Exercise goal
Extract the lines that carry the string "ylabel" from the listing.

· · ·

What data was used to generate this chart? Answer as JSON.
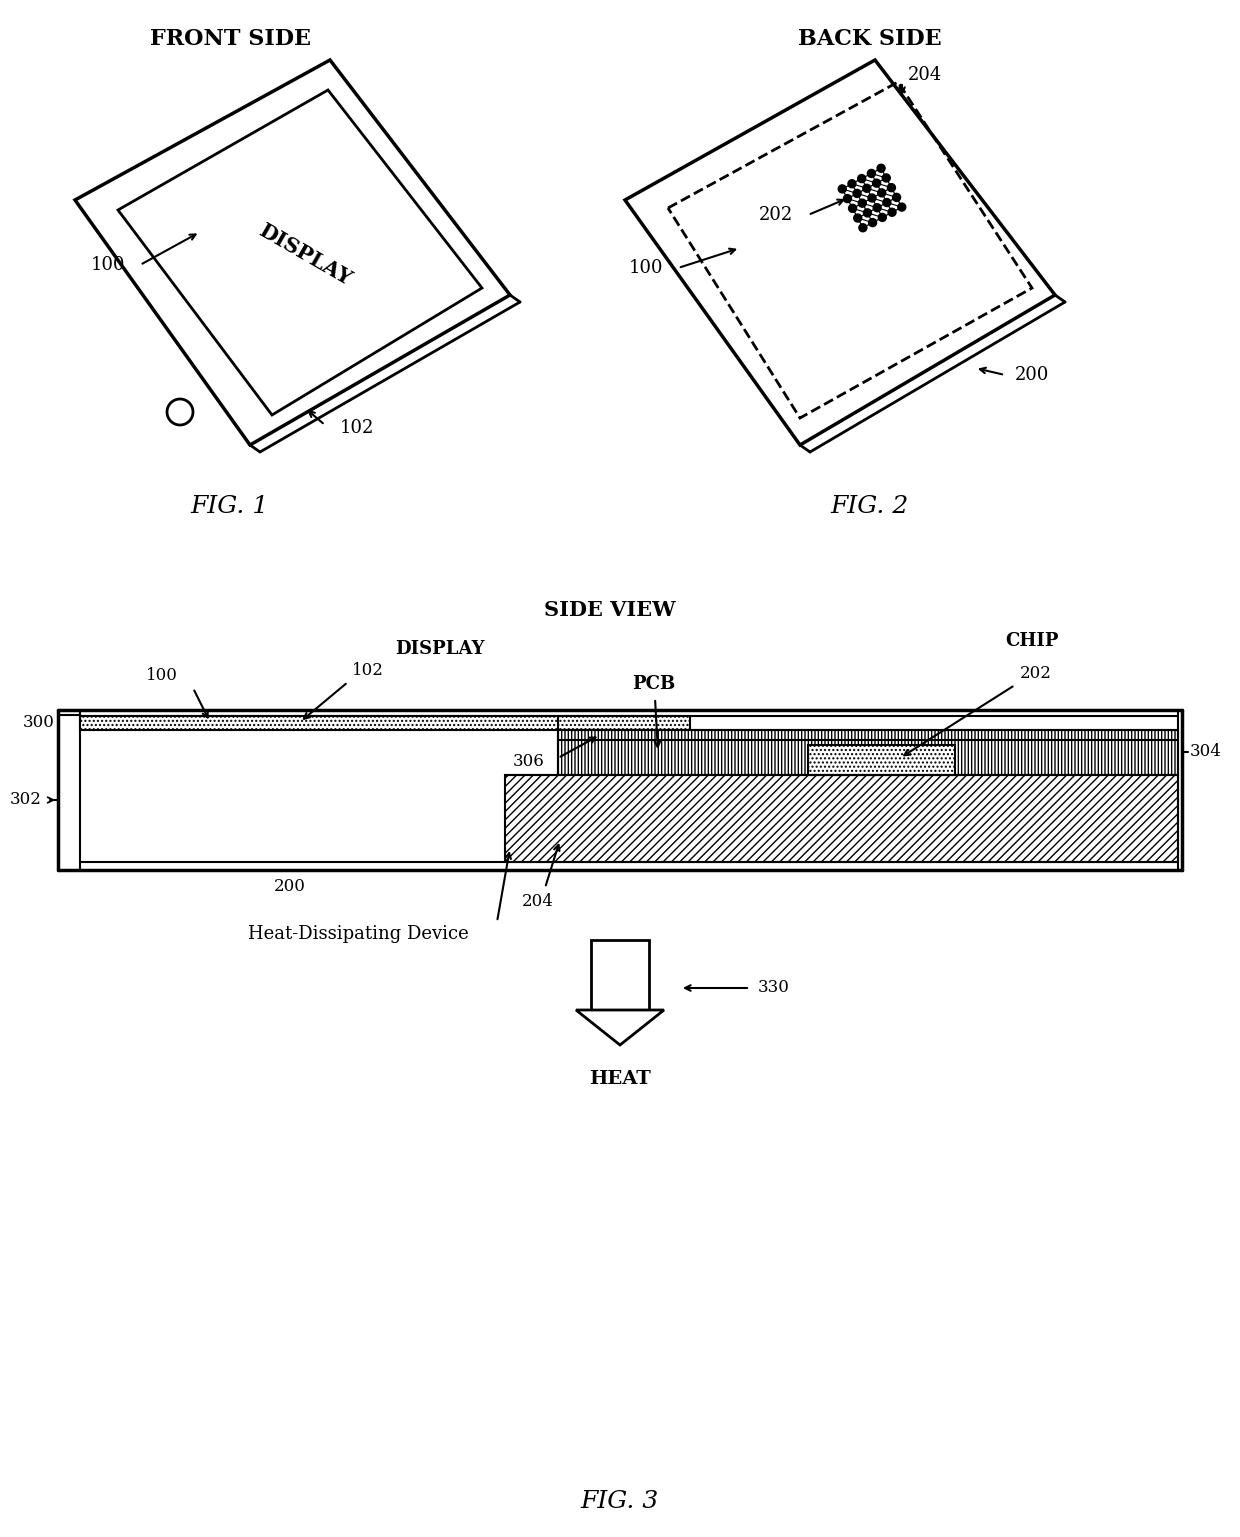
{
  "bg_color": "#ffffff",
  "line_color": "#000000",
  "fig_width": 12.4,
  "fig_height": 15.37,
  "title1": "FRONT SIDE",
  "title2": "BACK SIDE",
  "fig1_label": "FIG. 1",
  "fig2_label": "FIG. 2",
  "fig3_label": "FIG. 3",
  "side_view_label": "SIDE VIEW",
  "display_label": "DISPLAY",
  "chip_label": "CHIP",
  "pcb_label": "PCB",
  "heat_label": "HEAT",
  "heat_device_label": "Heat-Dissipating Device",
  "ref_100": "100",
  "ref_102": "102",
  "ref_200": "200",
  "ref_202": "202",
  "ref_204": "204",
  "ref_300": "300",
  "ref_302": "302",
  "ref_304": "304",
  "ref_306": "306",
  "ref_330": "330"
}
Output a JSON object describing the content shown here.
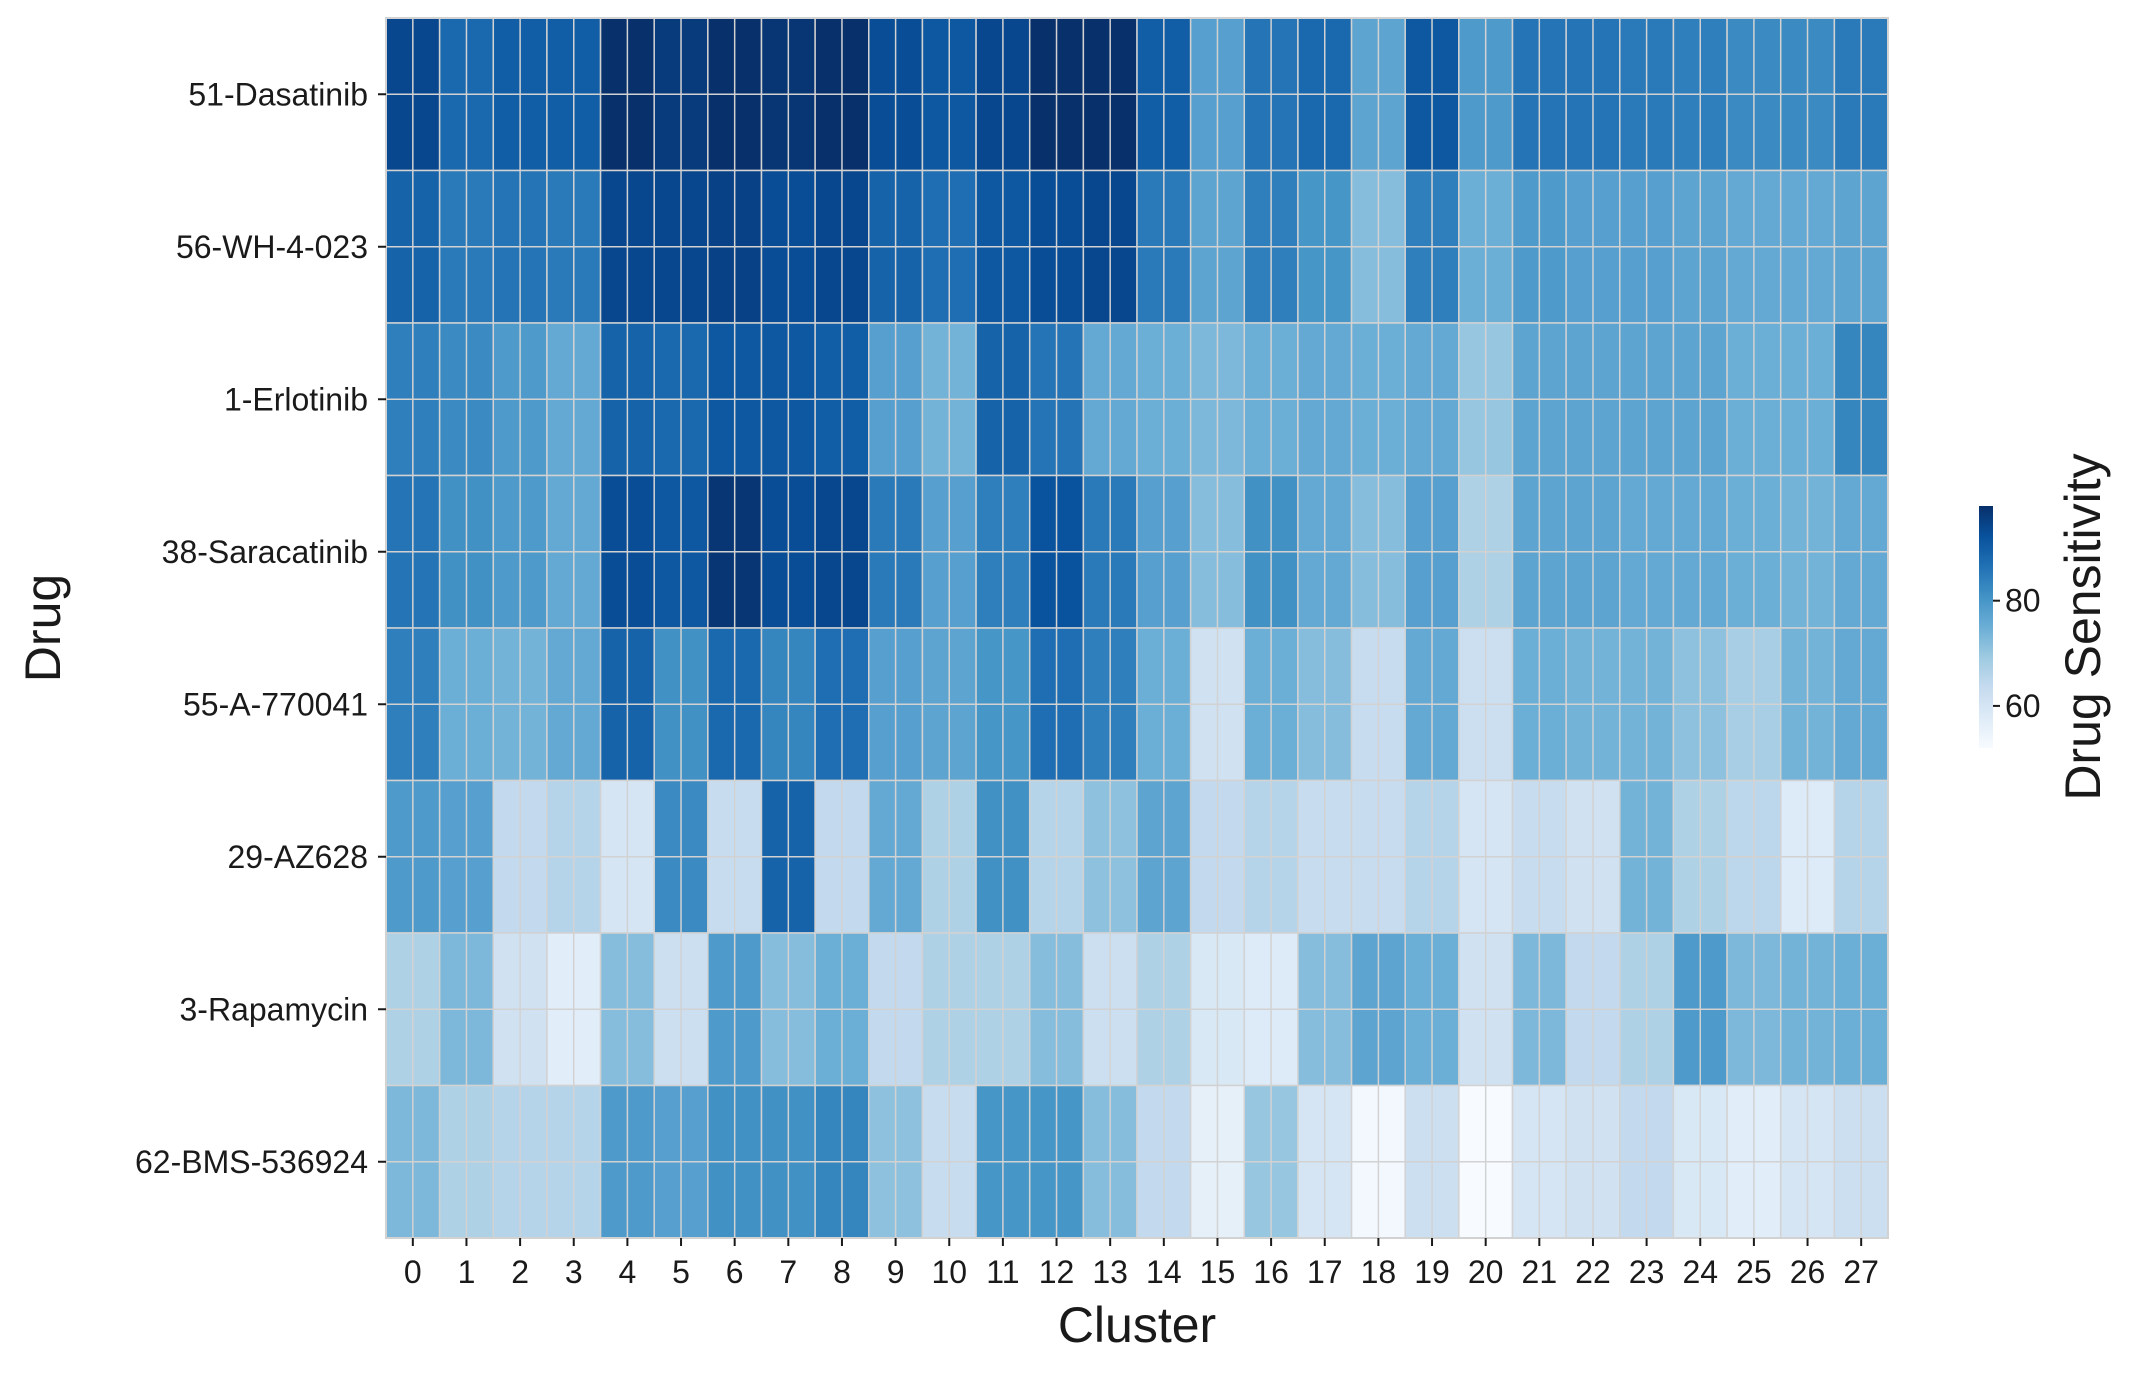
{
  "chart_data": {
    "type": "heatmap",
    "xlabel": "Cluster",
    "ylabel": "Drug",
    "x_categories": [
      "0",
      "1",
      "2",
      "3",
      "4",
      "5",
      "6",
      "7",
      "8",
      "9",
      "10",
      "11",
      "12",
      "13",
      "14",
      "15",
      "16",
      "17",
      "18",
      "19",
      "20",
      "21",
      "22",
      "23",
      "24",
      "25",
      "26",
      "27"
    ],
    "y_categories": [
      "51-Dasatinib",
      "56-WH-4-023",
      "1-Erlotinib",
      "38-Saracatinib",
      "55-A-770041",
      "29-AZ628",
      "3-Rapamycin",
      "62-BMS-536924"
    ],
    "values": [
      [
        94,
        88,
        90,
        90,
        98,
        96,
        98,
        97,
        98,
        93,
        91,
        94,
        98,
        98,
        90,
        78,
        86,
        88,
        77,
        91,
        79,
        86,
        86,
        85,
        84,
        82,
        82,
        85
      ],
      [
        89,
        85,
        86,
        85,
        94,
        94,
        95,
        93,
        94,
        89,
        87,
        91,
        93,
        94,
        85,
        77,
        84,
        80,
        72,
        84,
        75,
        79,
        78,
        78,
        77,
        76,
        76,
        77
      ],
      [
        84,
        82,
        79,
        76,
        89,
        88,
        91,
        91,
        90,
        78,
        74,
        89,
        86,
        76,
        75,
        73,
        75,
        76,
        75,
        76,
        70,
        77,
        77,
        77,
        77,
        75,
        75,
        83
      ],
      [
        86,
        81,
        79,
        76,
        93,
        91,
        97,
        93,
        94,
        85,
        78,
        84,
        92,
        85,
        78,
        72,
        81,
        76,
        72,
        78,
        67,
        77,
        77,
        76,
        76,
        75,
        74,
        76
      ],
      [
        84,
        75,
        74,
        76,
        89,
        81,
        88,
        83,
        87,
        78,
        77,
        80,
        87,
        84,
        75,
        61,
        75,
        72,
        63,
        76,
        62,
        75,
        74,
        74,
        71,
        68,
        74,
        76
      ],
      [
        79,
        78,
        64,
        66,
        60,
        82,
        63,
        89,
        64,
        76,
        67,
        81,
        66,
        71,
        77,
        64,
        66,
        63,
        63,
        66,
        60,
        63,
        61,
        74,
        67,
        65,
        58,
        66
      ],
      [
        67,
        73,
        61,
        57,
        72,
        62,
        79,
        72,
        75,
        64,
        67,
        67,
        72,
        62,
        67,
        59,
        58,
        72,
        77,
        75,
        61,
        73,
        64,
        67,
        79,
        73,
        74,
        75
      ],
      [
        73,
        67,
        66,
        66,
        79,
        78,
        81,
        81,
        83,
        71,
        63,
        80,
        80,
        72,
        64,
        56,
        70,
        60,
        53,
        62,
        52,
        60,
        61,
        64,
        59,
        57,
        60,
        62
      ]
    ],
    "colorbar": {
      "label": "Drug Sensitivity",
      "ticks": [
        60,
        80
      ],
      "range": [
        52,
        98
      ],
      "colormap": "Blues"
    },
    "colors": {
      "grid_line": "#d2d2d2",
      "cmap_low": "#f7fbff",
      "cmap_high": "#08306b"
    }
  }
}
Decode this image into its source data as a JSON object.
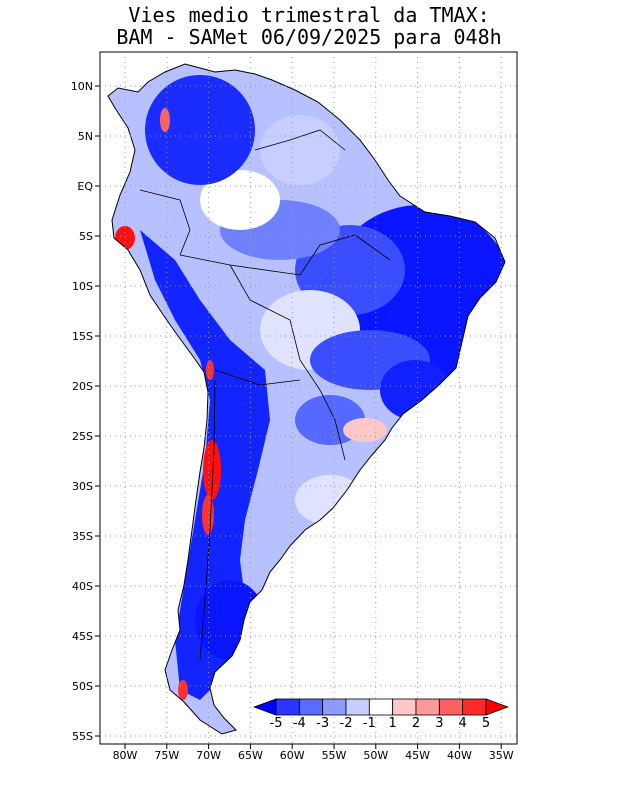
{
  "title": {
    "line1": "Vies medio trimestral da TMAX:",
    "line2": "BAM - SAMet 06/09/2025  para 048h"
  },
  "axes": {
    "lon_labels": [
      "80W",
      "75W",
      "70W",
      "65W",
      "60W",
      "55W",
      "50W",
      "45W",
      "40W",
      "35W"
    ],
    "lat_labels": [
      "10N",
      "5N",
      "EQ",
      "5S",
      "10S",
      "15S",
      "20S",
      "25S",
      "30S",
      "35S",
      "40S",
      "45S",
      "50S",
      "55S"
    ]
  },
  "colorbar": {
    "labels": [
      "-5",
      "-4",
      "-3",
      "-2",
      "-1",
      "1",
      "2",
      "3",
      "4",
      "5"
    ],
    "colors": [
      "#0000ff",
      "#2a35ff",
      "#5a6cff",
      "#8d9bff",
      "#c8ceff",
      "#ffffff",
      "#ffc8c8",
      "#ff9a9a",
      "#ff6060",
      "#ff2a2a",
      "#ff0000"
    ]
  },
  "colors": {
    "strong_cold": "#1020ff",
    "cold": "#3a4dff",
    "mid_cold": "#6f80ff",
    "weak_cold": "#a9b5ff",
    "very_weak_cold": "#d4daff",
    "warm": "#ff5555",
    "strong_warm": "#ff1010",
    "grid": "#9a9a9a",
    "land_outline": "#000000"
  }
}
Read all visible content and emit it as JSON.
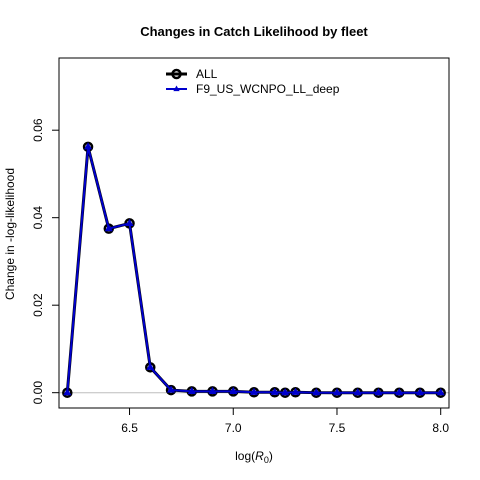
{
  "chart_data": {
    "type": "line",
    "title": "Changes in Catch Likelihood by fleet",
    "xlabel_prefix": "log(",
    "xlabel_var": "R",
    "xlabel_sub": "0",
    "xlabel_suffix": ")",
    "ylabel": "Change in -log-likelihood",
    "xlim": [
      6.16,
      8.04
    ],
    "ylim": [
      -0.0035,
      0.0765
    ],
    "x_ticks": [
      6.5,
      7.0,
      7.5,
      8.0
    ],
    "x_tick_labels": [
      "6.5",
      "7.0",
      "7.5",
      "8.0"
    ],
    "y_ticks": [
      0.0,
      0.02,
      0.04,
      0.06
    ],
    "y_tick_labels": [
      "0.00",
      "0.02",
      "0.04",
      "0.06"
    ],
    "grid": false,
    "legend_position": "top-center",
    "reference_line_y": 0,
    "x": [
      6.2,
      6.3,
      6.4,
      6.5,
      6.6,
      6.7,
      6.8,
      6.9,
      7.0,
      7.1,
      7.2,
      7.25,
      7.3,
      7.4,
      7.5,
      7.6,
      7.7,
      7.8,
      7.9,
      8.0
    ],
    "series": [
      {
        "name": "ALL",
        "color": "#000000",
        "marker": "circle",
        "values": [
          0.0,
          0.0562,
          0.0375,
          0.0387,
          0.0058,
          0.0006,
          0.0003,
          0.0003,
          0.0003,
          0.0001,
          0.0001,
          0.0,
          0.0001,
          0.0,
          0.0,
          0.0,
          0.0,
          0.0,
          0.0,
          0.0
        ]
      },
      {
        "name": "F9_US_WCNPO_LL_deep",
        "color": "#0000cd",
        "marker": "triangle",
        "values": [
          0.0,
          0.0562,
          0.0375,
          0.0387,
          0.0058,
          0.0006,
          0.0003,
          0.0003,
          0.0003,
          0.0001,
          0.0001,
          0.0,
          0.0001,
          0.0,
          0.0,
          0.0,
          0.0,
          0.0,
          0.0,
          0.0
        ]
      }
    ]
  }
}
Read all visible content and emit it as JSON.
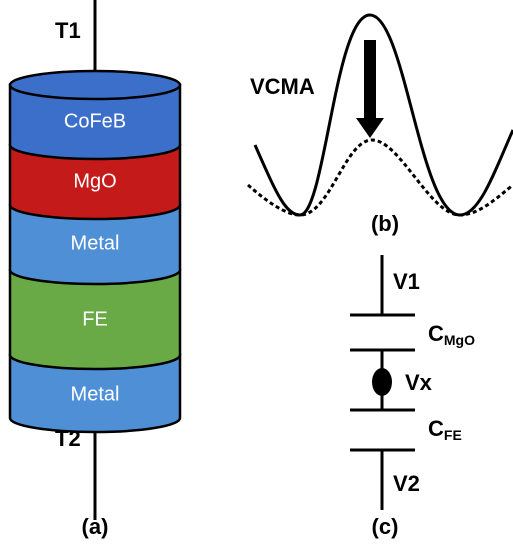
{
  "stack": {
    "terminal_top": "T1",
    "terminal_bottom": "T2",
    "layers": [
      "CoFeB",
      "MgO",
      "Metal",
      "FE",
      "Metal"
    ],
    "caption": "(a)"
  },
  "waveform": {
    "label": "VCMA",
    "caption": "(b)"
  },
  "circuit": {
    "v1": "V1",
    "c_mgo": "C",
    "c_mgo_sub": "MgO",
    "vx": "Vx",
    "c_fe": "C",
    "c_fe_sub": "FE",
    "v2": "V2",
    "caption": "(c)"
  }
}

· · ·

Output of the task
    "ylabel": "Drug",
    "ylabel": "Change in -log-likelihood",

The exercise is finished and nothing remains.